What the task asks
Transcribe the records below in full; pictures stay out of the copy.

Entries provided
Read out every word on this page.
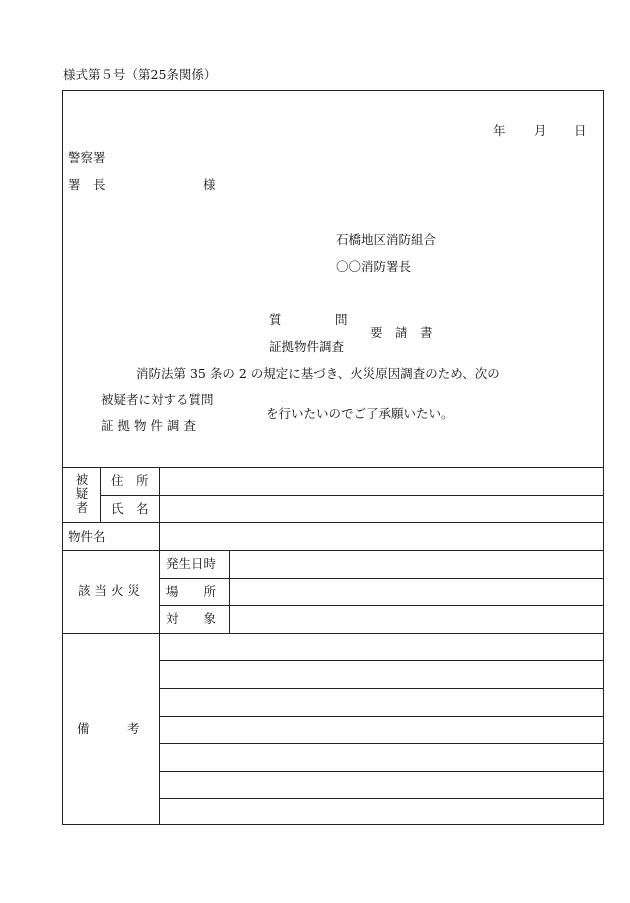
様式第５号（第25条関係）
年 月 日
警察署
署　長	様
石橋地区消防組合
〇〇消防署長
質	問
証拠物件調査
要　請　書
消防法第 35 条の 2 の規定に基づき、火災原因調査のため、次の
被疑者に対する質問
証 拠 物 件 調 査
を行いたいのでご了承願いたい。
被疑者
住　所
氏　名
物件名
該 当 火 災
発生日時
場　　所
対　　象
備　　　考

Exercise output
Read out every word on this page.
様式第５号（第25条関係）
年 月 日
警察署
署　長	様
石橋地区消防組合
〇〇消防署長
質	問
証拠物件調査
要　請　書
消防法第 35 条の 2 の規定に基づき、火災原因調査のため、次の
被疑者に対する質問
証 拠 物 件 調 査
を行いたいのでご了承願いたい。
被疑者
住　所
氏　名
物件名
該 当 火 災
発生日時
場　　所
対　　象
備　　　考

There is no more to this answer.